--- start ROWS ---

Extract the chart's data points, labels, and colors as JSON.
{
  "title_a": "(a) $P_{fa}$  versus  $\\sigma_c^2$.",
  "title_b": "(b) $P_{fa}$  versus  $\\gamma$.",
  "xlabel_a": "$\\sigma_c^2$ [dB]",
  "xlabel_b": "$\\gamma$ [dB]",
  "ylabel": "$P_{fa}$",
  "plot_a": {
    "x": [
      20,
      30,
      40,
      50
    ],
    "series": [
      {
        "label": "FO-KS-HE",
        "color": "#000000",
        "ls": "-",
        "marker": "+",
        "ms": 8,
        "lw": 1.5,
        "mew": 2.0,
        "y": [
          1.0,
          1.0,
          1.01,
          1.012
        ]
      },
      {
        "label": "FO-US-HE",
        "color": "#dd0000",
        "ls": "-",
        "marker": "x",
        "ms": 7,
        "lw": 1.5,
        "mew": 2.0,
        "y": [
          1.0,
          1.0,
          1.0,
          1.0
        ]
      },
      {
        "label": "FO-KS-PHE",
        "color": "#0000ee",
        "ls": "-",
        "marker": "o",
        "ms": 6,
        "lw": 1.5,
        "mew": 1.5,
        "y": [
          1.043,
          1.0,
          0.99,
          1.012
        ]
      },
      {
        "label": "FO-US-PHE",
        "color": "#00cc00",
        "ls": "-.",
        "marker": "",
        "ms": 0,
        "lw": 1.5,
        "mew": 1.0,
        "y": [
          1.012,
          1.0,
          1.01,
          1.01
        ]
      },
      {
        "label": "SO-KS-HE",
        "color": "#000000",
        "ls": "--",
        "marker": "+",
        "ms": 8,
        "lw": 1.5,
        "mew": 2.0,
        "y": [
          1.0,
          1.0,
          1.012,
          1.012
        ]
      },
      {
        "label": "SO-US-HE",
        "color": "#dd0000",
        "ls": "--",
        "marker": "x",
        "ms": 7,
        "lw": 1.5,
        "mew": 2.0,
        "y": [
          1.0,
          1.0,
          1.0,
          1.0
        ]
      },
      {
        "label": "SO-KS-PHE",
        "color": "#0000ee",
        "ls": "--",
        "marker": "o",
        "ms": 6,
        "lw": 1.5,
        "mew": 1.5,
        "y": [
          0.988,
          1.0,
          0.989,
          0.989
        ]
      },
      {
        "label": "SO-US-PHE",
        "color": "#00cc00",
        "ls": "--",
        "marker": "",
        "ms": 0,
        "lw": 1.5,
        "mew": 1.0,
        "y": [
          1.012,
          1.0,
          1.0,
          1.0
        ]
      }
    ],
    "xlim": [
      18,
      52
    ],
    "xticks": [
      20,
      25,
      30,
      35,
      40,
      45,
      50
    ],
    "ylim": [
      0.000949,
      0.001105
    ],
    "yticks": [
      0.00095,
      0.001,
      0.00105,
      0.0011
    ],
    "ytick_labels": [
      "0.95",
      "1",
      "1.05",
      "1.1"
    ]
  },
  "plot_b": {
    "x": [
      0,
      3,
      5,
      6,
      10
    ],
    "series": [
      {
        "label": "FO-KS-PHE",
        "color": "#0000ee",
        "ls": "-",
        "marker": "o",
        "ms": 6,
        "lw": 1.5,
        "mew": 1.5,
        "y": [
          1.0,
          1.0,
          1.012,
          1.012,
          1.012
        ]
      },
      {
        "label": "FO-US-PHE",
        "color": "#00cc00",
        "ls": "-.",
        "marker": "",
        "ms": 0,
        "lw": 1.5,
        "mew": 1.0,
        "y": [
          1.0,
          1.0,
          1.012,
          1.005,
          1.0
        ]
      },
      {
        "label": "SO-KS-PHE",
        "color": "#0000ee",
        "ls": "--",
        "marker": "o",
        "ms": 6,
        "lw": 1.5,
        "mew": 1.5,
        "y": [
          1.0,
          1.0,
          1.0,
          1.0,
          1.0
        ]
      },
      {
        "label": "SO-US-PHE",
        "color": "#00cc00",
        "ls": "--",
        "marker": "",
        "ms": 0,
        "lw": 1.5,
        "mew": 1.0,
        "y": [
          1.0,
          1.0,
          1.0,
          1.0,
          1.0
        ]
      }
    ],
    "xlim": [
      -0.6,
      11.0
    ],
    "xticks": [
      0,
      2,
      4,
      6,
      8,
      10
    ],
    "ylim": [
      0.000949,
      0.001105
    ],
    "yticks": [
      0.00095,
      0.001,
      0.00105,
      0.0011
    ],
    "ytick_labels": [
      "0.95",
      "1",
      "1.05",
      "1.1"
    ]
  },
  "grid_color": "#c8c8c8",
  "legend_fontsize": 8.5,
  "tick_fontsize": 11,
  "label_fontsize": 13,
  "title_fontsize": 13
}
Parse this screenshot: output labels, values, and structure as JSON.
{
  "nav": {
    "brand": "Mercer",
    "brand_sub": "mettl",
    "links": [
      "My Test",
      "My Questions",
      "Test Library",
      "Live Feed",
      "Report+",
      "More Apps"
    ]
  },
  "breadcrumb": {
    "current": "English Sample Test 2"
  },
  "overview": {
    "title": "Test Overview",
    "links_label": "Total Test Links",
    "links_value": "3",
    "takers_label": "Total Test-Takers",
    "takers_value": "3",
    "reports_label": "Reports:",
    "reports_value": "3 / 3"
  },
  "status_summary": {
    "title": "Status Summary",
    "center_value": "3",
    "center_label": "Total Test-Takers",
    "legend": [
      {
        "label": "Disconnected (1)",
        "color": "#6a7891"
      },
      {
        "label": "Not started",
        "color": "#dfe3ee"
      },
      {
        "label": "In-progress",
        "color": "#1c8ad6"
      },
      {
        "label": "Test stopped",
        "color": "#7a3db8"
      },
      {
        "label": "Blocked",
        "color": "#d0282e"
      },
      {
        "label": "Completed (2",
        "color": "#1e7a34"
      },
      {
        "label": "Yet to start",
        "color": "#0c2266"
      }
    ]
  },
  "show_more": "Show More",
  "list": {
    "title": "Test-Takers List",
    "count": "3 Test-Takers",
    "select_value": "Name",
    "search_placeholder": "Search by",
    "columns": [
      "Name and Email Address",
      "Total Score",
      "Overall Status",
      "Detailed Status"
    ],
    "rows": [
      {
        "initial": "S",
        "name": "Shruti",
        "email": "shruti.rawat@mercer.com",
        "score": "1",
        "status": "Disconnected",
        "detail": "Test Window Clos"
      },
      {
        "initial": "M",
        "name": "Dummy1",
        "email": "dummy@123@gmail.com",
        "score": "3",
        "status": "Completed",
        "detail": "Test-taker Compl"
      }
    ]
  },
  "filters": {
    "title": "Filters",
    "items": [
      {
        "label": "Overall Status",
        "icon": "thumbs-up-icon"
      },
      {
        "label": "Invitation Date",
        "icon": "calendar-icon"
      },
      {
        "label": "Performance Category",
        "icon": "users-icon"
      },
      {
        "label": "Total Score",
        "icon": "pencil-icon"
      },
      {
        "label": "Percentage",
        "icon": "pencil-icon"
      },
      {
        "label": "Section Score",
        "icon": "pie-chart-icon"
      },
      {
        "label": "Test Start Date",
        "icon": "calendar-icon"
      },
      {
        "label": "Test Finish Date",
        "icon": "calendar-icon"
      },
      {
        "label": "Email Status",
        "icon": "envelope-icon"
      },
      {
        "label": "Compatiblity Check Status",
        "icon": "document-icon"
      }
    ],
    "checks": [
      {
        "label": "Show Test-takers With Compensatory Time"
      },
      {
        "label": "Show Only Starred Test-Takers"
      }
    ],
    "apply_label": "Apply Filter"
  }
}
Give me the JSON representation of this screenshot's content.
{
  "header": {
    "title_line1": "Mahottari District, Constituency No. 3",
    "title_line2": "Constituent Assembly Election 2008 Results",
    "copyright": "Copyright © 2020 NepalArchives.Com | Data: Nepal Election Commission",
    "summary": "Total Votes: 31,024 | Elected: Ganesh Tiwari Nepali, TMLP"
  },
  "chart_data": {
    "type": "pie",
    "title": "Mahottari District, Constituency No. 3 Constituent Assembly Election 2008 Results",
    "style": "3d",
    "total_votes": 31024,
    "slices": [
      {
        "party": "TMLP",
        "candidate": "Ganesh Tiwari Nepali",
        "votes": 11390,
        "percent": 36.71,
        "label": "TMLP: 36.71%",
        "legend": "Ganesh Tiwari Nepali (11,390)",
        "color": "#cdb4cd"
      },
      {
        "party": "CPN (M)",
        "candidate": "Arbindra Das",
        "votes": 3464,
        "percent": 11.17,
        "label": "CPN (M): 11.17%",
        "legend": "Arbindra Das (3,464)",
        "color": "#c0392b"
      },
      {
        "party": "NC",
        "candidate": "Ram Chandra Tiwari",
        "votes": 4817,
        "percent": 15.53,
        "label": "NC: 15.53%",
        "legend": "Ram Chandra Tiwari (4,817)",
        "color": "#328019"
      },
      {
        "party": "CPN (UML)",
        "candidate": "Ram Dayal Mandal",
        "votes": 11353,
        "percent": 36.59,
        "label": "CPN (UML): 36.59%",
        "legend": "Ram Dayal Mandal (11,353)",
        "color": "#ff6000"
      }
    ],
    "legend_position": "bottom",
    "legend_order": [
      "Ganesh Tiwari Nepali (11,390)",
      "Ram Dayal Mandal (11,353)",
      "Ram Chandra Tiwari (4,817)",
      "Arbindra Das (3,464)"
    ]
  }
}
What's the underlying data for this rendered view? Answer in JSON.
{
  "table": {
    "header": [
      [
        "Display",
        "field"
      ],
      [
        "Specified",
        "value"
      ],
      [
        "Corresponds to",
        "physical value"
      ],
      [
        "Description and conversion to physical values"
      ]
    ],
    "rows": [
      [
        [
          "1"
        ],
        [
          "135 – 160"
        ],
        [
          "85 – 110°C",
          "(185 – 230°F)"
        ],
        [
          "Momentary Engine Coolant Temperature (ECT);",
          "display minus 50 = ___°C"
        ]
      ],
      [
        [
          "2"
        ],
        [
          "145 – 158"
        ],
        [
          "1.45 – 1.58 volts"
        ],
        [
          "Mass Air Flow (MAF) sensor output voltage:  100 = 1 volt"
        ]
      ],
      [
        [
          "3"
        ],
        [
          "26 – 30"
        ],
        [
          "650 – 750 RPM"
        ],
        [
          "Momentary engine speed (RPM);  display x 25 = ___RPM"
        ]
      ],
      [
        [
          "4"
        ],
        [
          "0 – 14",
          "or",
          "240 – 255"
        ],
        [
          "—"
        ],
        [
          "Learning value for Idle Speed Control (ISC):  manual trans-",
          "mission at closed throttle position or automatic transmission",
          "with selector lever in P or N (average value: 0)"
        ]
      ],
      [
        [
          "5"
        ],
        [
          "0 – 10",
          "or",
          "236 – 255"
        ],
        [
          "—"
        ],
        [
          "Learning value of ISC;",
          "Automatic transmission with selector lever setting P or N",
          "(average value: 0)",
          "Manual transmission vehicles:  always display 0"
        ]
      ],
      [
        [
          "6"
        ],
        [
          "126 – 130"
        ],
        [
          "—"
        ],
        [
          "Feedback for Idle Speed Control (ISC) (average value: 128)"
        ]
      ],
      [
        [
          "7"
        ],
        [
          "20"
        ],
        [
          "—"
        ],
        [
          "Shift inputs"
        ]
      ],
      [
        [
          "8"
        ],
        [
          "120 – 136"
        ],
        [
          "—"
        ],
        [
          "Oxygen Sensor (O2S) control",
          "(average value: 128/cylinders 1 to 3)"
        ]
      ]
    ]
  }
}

--- end ROWS ---

## WHAT YOU SHOULD DO
Say how many lines in the entries contain the string "Overall", and say nothing else.

## WORKED SOLUTION
2